Copy all of the entries that follow, exactly.
─── DATA SUPPLIED
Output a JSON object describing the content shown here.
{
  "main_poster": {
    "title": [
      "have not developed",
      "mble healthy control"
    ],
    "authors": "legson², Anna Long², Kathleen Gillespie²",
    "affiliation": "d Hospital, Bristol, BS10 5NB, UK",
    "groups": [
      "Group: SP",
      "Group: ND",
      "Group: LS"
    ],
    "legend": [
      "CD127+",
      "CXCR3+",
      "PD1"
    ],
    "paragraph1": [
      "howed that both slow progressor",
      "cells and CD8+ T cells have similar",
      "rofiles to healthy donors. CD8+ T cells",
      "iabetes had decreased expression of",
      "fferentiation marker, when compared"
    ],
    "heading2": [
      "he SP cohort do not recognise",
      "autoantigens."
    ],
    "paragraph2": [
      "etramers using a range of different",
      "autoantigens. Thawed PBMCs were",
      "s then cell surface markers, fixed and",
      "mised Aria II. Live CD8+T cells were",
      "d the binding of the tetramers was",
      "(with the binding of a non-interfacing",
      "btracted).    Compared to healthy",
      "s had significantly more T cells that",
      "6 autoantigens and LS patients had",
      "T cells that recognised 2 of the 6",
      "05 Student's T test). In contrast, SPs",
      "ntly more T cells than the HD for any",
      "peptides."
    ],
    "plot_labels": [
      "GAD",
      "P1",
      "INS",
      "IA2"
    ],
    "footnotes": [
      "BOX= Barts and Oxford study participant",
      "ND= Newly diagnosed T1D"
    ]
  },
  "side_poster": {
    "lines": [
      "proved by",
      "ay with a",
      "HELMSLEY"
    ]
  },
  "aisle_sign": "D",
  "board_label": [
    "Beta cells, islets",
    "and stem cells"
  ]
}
──────
EXERCISE SOLUTION -
Output a JSON object describing the content shown here.
{
  "main_poster": {
    "title": [
      "have not developed",
      "mble healthy control"
    ],
    "authors": "legson², Anna Long², Kathleen Gillespie²",
    "affiliation": "d Hospital, Bristol, BS10 5NB, UK",
    "groups": [
      "Group: SP",
      "Group: ND",
      "Group: LS"
    ],
    "legend": [
      "CD127+",
      "CXCR3+",
      "PD1"
    ],
    "paragraph1": [
      "howed that both slow progressor",
      "cells and CD8+ T cells have similar",
      "rofiles to healthy donors. CD8+ T cells",
      "iabetes had decreased expression of",
      "fferentiation marker, when compared"
    ],
    "heading2": [
      "he SP cohort do not recognise",
      "autoantigens."
    ],
    "paragraph2": [
      "etramers using a range of different",
      "autoantigens. Thawed PBMCs were",
      "s then cell surface markers, fixed and",
      "mised Aria II. Live CD8+T cells were",
      "d the binding of the tetramers was",
      "(with the binding of a non-interfacing",
      "btracted).    Compared to healthy",
      "s had significantly more T cells that",
      "6 autoantigens and LS patients had",
      "T cells that recognised 2 of the 6",
      "05 Student's T test). In contrast, SPs",
      "ntly more T cells than the HD for any",
      "peptides."
    ],
    "plot_labels": [
      "GAD",
      "P1",
      "INS",
      "IA2"
    ],
    "footnotes": [
      "BOX= Barts and Oxford study participant",
      "ND= Newly diagnosed T1D"
    ]
  },
  "side_poster": {
    "lines": [
      "proved by",
      "ay with a",
      "HELMSLEY"
    ]
  },
  "aisle_sign": "D",
  "board_label": [
    "Beta cells, islets",
    "and stem cells"
  ]
}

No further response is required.